- **STATED GOAL**
Copy all the entries word for word, but omit the pictures.

[Stored data]

______________________________

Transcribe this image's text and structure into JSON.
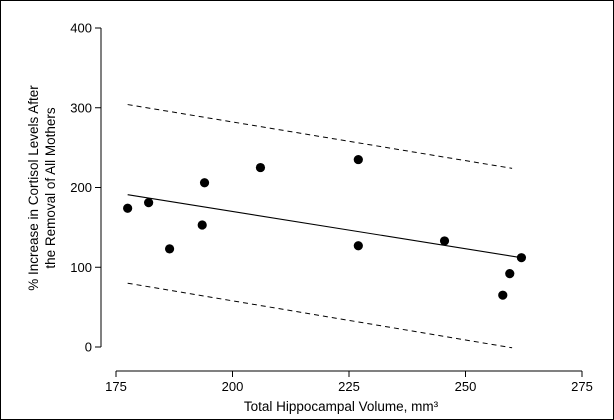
{
  "chart_data": {
    "type": "scatter",
    "title": "",
    "xlabel": "Total Hippocampal Volume, mm³",
    "ylabel_lines": [
      "% Increase in Cortisol Levels After",
      "the Removal of All Mothers"
    ],
    "xlim": [
      175,
      275
    ],
    "ylim": [
      0,
      400
    ],
    "x_ticks": [
      175,
      200,
      225,
      250,
      275
    ],
    "y_ticks": [
      0,
      100,
      200,
      300,
      400
    ],
    "grid": false,
    "series": [
      {
        "kind": "points",
        "x": [
          177.5,
          182,
          186.5,
          193.5,
          194,
          206,
          227,
          227,
          245.5,
          258,
          259.5,
          262
        ],
        "y": [
          174,
          181,
          123,
          153,
          206,
          225,
          235,
          127,
          133,
          65,
          92,
          112
        ]
      },
      {
        "kind": "fit-line",
        "x": [
          177.5,
          262
        ],
        "y": [
          191,
          112
        ]
      },
      {
        "kind": "upper-confidence-band",
        "x": [
          177.5,
          260
        ],
        "y": [
          304,
          224
        ]
      },
      {
        "kind": "lower-confidence-band",
        "x": [
          177.5,
          260
        ],
        "y": [
          80,
          -1
        ]
      }
    ]
  }
}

______________________________

- **RESULT**
Transcribe this image's text and structure into JSON.
{
  "chart_data": {
    "type": "scatter",
    "title": "",
    "xlabel": "Total Hippocampal Volume, mm³",
    "ylabel_lines": [
      "% Increase in Cortisol Levels After",
      "the Removal of All Mothers"
    ],
    "xlim": [
      175,
      275
    ],
    "ylim": [
      0,
      400
    ],
    "x_ticks": [
      175,
      200,
      225,
      250,
      275
    ],
    "y_ticks": [
      0,
      100,
      200,
      300,
      400
    ],
    "grid": false,
    "series": [
      {
        "kind": "points",
        "x": [
          177.5,
          182,
          186.5,
          193.5,
          194,
          206,
          227,
          227,
          245.5,
          258,
          259.5,
          262
        ],
        "y": [
          174,
          181,
          123,
          153,
          206,
          225,
          235,
          127,
          133,
          65,
          92,
          112
        ]
      },
      {
        "kind": "fit-line",
        "x": [
          177.5,
          262
        ],
        "y": [
          191,
          112
        ]
      },
      {
        "kind": "upper-confidence-band",
        "x": [
          177.5,
          260
        ],
        "y": [
          304,
          224
        ]
      },
      {
        "kind": "lower-confidence-band",
        "x": [
          177.5,
          260
        ],
        "y": [
          80,
          -1
        ]
      }
    ]
  }
}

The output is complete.